What the exercise asks - In the data below, locate each line with the word "image" and list it.

** begin **

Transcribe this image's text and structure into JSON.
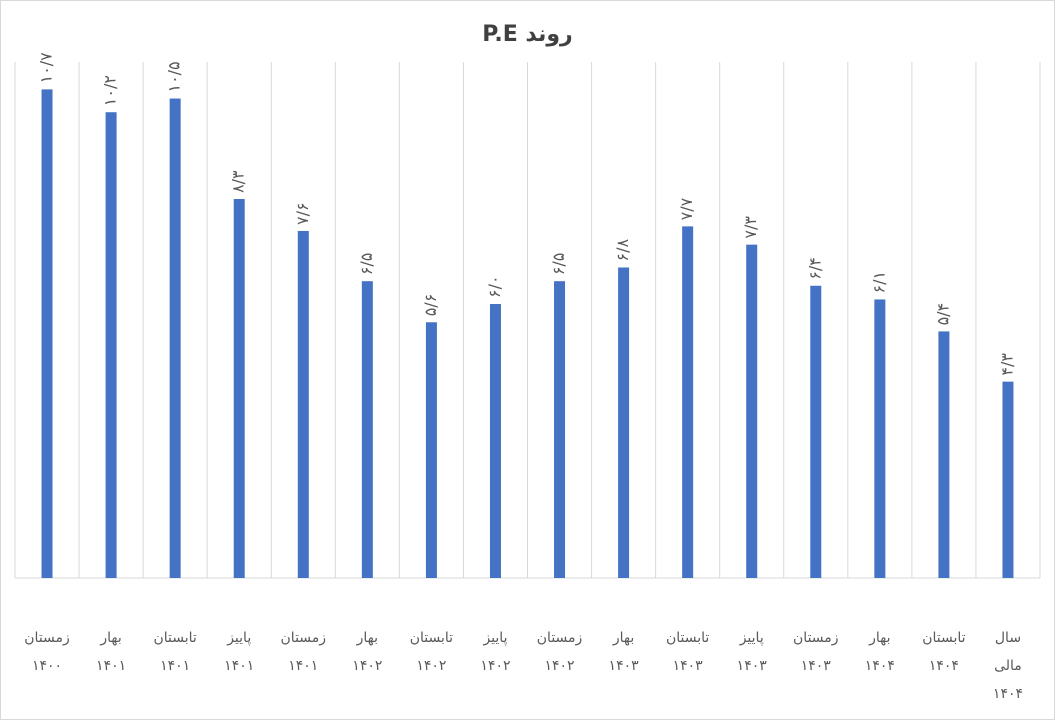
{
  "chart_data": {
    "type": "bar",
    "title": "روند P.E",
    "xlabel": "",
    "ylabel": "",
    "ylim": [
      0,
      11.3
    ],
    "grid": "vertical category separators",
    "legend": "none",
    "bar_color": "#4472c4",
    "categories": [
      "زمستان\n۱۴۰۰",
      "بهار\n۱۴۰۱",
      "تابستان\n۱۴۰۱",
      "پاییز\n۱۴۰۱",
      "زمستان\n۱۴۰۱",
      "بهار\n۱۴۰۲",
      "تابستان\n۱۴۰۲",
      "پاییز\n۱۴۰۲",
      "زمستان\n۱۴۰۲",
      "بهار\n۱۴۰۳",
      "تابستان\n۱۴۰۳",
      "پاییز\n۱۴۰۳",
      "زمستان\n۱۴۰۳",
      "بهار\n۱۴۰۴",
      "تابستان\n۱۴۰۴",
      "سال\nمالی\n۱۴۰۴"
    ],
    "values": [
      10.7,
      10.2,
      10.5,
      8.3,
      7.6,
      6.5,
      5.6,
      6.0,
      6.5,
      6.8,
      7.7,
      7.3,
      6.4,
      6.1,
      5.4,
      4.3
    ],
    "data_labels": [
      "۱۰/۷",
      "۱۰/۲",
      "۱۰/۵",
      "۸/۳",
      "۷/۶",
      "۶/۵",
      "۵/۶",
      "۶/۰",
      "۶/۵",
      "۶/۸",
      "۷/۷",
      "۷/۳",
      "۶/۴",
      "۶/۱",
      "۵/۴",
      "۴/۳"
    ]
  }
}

** end **
** begin **

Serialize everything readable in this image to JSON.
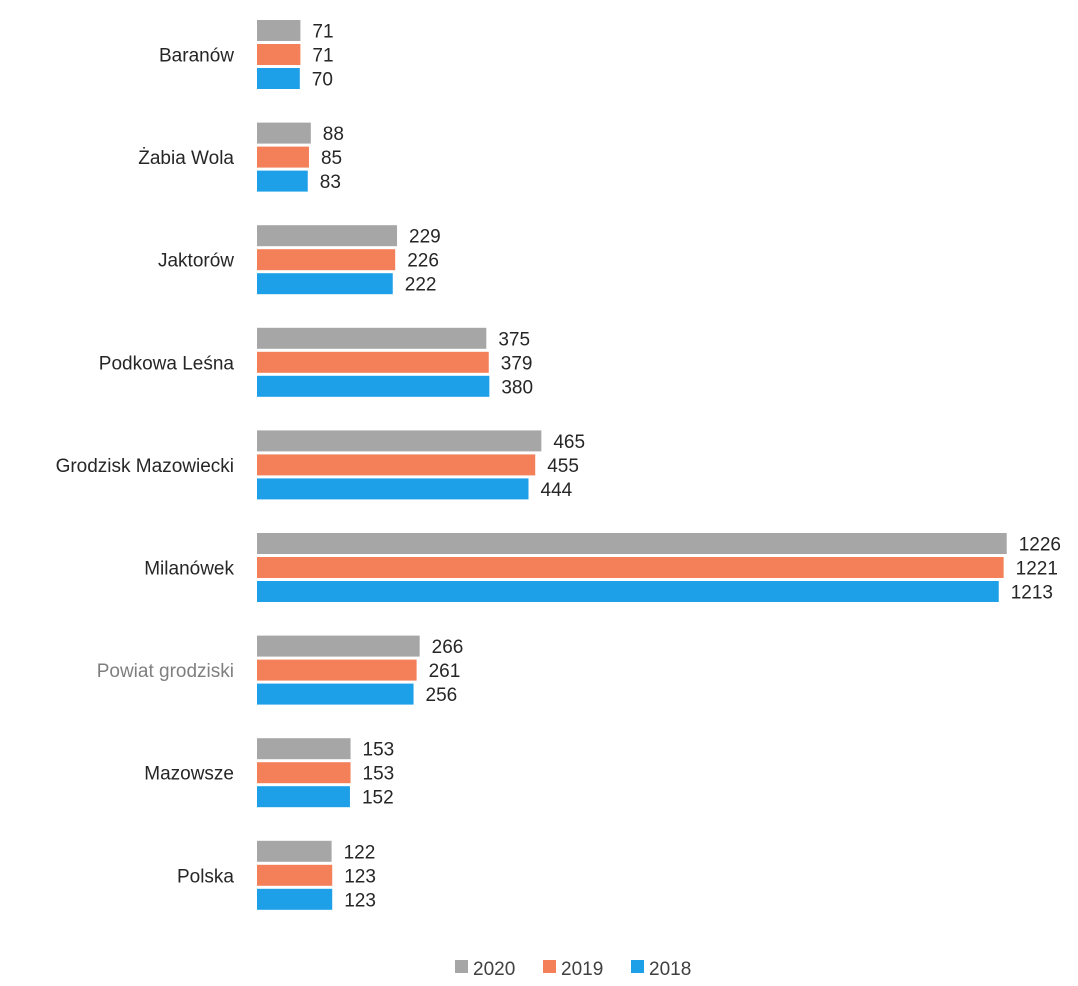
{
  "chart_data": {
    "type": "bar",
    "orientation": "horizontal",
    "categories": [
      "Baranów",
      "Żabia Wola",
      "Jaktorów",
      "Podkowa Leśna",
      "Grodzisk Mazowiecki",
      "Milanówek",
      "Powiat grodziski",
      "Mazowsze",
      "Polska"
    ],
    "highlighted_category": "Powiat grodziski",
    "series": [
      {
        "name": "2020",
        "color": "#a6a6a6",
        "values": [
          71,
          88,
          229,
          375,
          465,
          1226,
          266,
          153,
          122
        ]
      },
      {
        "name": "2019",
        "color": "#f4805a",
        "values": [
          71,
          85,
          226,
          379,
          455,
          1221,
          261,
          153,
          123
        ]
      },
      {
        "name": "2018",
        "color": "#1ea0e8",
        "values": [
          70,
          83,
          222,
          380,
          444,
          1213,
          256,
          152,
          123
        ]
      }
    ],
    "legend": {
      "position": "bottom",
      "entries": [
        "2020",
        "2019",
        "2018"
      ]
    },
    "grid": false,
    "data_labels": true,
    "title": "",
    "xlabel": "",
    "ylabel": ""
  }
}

** end **

Answer to this exercise -
Transcribe this image's text and structure into JSON.
Serialize everything readable in this image to JSON.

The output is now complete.